### The request
For each line below that contains the string "this", copy that line.

(Dataset items)
##############################
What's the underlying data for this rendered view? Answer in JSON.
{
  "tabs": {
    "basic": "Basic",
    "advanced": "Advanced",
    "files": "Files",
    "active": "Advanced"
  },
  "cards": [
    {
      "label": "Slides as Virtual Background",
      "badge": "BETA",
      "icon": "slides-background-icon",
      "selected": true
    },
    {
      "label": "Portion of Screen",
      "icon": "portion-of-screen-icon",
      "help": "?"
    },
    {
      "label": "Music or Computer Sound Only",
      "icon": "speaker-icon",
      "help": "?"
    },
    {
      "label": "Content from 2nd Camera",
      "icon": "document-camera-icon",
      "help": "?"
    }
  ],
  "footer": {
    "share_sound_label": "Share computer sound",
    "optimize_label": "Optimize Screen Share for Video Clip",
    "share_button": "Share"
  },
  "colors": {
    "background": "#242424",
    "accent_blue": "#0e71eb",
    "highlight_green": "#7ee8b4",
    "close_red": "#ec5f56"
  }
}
##############################
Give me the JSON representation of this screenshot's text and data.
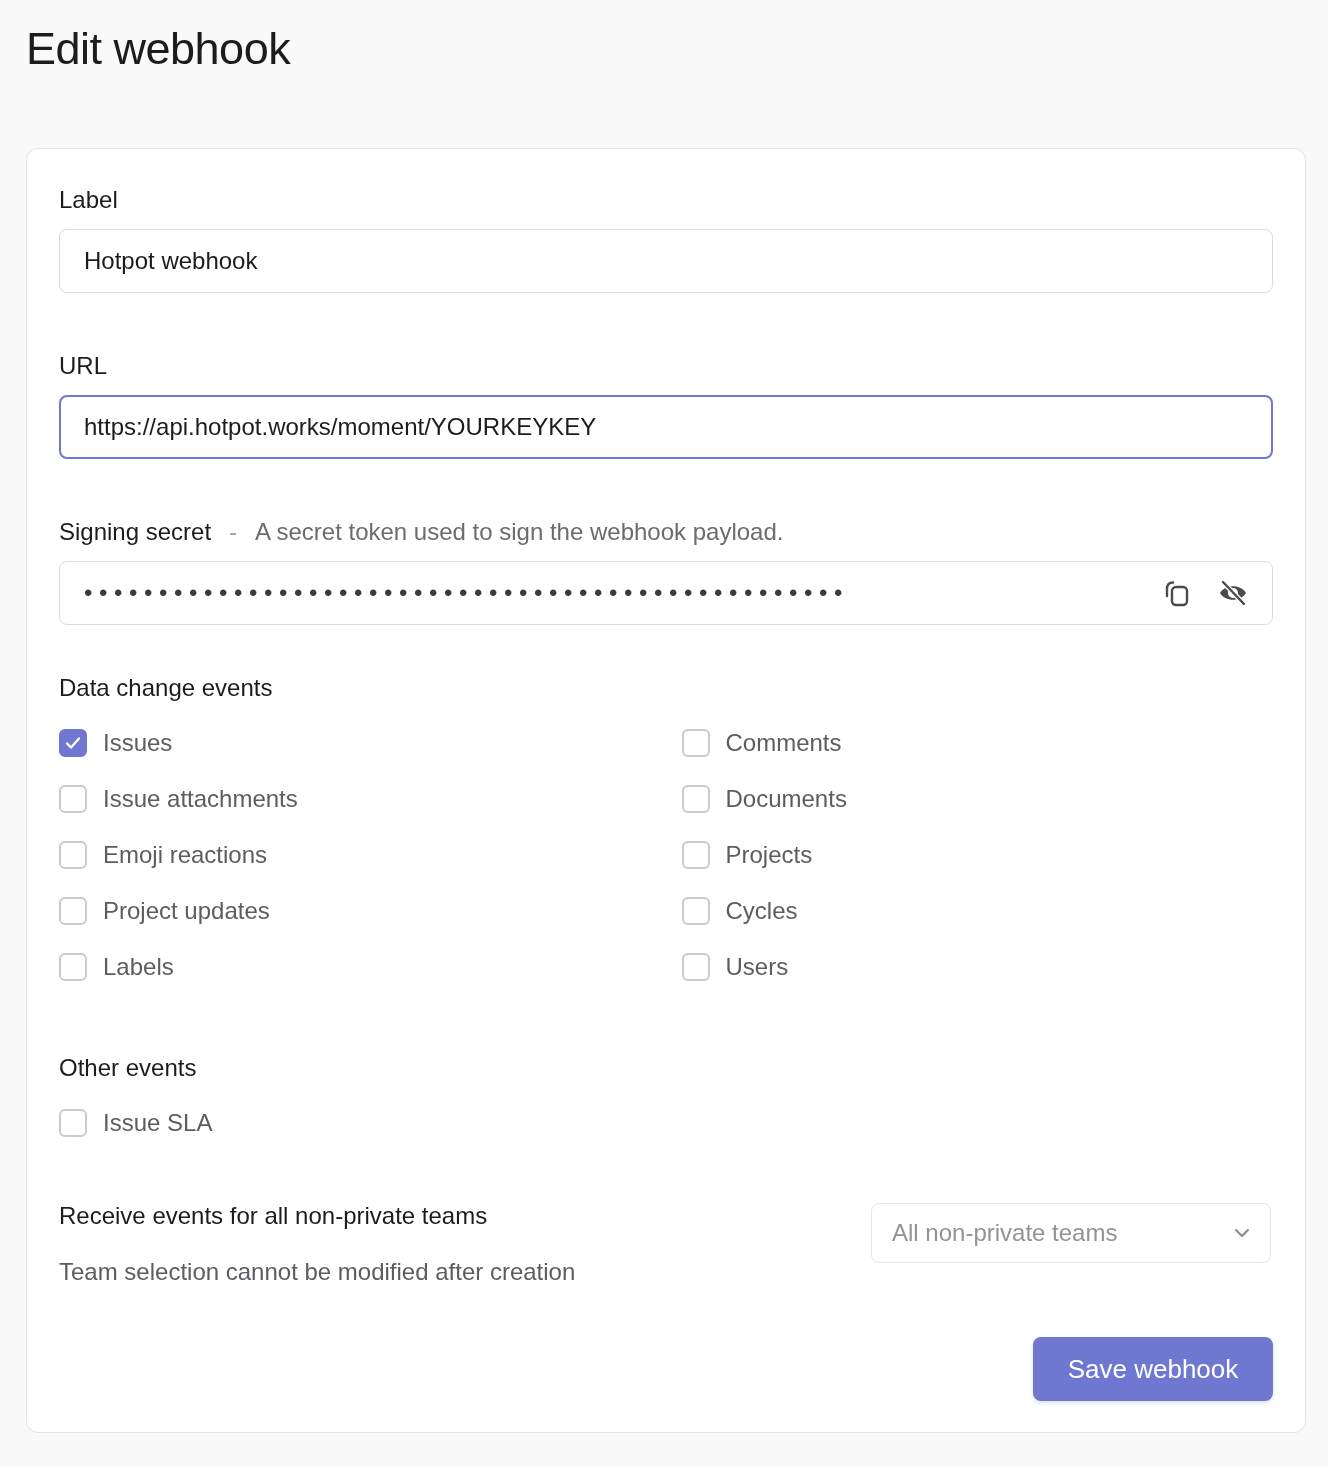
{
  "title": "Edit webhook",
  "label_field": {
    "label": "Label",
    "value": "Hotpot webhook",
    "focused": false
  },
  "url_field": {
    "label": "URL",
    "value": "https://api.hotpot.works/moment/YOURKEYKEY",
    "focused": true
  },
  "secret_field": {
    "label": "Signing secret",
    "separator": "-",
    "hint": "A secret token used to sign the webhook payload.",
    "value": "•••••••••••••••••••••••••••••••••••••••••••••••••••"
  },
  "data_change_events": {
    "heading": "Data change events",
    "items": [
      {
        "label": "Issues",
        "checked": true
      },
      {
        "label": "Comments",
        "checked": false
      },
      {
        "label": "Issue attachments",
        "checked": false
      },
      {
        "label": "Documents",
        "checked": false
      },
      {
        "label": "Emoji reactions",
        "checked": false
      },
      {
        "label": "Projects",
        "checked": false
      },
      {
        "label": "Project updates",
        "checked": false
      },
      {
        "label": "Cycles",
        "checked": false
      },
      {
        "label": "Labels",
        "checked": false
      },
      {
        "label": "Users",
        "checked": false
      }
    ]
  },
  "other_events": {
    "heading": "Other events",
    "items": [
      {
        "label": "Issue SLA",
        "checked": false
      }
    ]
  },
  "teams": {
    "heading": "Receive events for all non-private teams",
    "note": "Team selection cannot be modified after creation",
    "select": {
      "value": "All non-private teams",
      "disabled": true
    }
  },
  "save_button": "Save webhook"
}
##############################
### Exercise solution
What's the underlying data for this rendered view? Answer in JSON.
Give me the JSON representation of this screenshot's text and data.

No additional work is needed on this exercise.